***** RECORDS FOR THIS EXERCISE *****

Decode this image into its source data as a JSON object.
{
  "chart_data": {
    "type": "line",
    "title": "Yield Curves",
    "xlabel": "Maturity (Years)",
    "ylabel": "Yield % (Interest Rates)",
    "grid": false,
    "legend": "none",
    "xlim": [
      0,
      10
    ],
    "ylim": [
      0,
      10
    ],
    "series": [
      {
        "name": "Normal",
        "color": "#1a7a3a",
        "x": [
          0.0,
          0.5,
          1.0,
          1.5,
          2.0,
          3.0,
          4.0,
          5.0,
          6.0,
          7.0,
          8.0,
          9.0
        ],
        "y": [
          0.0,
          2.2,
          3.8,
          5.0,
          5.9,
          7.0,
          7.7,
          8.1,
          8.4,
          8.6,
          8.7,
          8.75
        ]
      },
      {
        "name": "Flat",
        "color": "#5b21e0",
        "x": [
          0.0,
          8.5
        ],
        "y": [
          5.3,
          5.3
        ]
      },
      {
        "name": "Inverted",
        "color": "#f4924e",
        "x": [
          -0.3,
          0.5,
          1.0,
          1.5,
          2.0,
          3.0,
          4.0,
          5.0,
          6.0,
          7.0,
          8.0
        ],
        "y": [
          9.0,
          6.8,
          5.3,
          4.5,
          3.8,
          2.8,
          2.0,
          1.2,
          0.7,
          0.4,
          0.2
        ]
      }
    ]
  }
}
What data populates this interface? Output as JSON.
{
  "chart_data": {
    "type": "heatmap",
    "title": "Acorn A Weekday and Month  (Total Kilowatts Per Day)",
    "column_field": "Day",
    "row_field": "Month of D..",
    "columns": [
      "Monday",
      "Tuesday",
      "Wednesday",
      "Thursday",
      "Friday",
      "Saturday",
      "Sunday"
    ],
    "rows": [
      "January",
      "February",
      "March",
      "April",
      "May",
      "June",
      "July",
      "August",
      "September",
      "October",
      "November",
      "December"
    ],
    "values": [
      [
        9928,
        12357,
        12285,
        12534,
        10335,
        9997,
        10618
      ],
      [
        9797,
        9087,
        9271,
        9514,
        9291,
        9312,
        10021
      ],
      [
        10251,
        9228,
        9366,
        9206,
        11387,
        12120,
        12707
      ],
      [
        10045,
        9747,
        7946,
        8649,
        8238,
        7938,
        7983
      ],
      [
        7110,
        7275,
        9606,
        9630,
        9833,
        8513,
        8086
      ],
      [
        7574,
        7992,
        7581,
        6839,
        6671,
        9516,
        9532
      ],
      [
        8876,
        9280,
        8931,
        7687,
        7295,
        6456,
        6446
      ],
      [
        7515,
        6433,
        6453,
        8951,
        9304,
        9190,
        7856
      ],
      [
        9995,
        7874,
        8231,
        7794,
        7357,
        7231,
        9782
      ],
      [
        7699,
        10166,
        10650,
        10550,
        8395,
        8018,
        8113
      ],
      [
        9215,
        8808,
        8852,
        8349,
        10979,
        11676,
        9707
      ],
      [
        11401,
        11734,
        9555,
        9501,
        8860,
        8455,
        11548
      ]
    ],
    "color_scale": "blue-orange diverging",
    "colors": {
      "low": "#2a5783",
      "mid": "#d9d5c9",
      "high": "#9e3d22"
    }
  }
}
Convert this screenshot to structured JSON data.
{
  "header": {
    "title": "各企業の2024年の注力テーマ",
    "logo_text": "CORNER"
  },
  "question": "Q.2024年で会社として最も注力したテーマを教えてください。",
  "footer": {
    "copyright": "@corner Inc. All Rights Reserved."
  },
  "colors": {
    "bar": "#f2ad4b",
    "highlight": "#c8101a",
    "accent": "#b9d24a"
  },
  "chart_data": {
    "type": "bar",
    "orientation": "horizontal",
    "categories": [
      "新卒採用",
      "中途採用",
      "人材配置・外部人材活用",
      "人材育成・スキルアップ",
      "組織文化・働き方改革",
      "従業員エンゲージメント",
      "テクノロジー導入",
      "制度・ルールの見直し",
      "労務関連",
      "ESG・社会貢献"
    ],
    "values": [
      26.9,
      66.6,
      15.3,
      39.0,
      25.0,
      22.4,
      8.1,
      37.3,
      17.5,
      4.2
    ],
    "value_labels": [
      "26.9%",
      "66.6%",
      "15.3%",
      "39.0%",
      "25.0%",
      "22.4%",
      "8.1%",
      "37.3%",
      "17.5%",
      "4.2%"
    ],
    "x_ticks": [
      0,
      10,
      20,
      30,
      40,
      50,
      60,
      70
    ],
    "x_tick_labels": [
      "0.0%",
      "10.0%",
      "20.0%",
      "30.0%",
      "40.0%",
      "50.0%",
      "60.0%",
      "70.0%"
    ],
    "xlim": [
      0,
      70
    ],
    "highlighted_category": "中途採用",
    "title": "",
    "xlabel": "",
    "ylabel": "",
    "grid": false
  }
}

*****

Restate each record word for word.

- RESPONSE TO THIS TASK:
Decode this image into its source data as a JSON object.
{
  "chart_data": {
    "type": "line",
    "title": "Yield Curves",
    "xlabel": "Maturity (Years)",
    "ylabel": "Yield % (Interest Rates)",
    "grid": false,
    "legend": "none",
    "xlim": [
      0,
      10
    ],
    "ylim": [
      0,
      10
    ],
    "series": [
      {
        "name": "Normal",
        "color": "#1a7a3a",
        "x": [
          0.0,
          0.5,
          1.0,
          1.5,
          2.0,
          3.0,
          4.0,
          5.0,
          6.0,
          7.0,
          8.0,
          9.0
        ],
        "y": [
          0.0,
          2.2,
          3.8,
          5.0,
          5.9,
          7.0,
          7.7,
          8.1,
          8.4,
          8.6,
          8.7,
          8.75
        ]
      },
      {
        "name": "Flat",
        "color": "#5b21e0",
        "x": [
          0.0,
          8.5
        ],
        "y": [
          5.3,
          5.3
        ]
      },
      {
        "name": "Inverted",
        "color": "#f4924e",
        "x": [
          -0.3,
          0.5,
          1.0,
          1.5,
          2.0,
          3.0,
          4.0,
          5.0,
          6.0,
          7.0,
          8.0
        ],
        "y": [
          9.0,
          6.8,
          5.3,
          4.5,
          3.8,
          2.8,
          2.0,
          1.2,
          0.7,
          0.4,
          0.2
        ]
      }
    ]
  }
}
What data populates this interface? Output as JSON.
{
  "chart_data": {
    "type": "heatmap",
    "title": "Acorn A Weekday and Month  (Total Kilowatts Per Day)",
    "column_field": "Day",
    "row_field": "Month of D..",
    "columns": [
      "Monday",
      "Tuesday",
      "Wednesday",
      "Thursday",
      "Friday",
      "Saturday",
      "Sunday"
    ],
    "rows": [
      "January",
      "February",
      "March",
      "April",
      "May",
      "June",
      "July",
      "August",
      "September",
      "October",
      "November",
      "December"
    ],
    "values": [
      [
        9928,
        12357,
        12285,
        12534,
        10335,
        9997,
        10618
      ],
      [
        9797,
        9087,
        9271,
        9514,
        9291,
        9312,
        10021
      ],
      [
        10251,
        9228,
        9366,
        9206,
        11387,
        12120,
        12707
      ],
      [
        10045,
        9747,
        7946,
        8649,
        8238,
        7938,
        7983
      ],
      [
        7110,
        7275,
        9606,
        9630,
        9833,
        8513,
        8086
      ],
      [
        7574,
        7992,
        7581,
        6839,
        6671,
        9516,
        9532
      ],
      [
        8876,
        9280,
        8931,
        7687,
        7295,
        6456,
        6446
      ],
      [
        7515,
        6433,
        6453,
        8951,
        9304,
        9190,
        7856
      ],
      [
        9995,
        7874,
        8231,
        7794,
        7357,
        7231,
        9782
      ],
      [
        7699,
        10166,
        10650,
        10550,
        8395,
        8018,
        8113
      ],
      [
        9215,
        8808,
        8852,
        8349,
        10979,
        11676,
        9707
      ],
      [
        11401,
        11734,
        9555,
        9501,
        8860,
        8455,
        11548
      ]
    ],
    "color_scale": "blue-orange diverging",
    "colors": {
      "low": "#2a5783",
      "mid": "#d9d5c9",
      "high": "#9e3d22"
    }
  }
}
Convert this screenshot to structured JSON data.
{
  "header": {
    "title": "各企業の2024年の注力テーマ",
    "logo_text": "CORNER"
  },
  "question": "Q.2024年で会社として最も注力したテーマを教えてください。",
  "footer": {
    "copyright": "@corner Inc. All Rights Reserved."
  },
  "colors": {
    "bar": "#f2ad4b",
    "highlight": "#c8101a",
    "accent": "#b9d24a"
  },
  "chart_data": {
    "type": "bar",
    "orientation": "horizontal",
    "categories": [
      "新卒採用",
      "中途採用",
      "人材配置・外部人材活用",
      "人材育成・スキルアップ",
      "組織文化・働き方改革",
      "従業員エンゲージメント",
      "テクノロジー導入",
      "制度・ルールの見直し",
      "労務関連",
      "ESG・社会貢献"
    ],
    "values": [
      26.9,
      66.6,
      15.3,
      39.0,
      25.0,
      22.4,
      8.1,
      37.3,
      17.5,
      4.2
    ],
    "value_labels": [
      "26.9%",
      "66.6%",
      "15.3%",
      "39.0%",
      "25.0%",
      "22.4%",
      "8.1%",
      "37.3%",
      "17.5%",
      "4.2%"
    ],
    "x_ticks": [
      0,
      10,
      20,
      30,
      40,
      50,
      60,
      70
    ],
    "x_tick_labels": [
      "0.0%",
      "10.0%",
      "20.0%",
      "30.0%",
      "40.0%",
      "50.0%",
      "60.0%",
      "70.0%"
    ],
    "xlim": [
      0,
      70
    ],
    "highlighted_category": "中途採用",
    "title": "",
    "xlabel": "",
    "ylabel": "",
    "grid": false
  }
}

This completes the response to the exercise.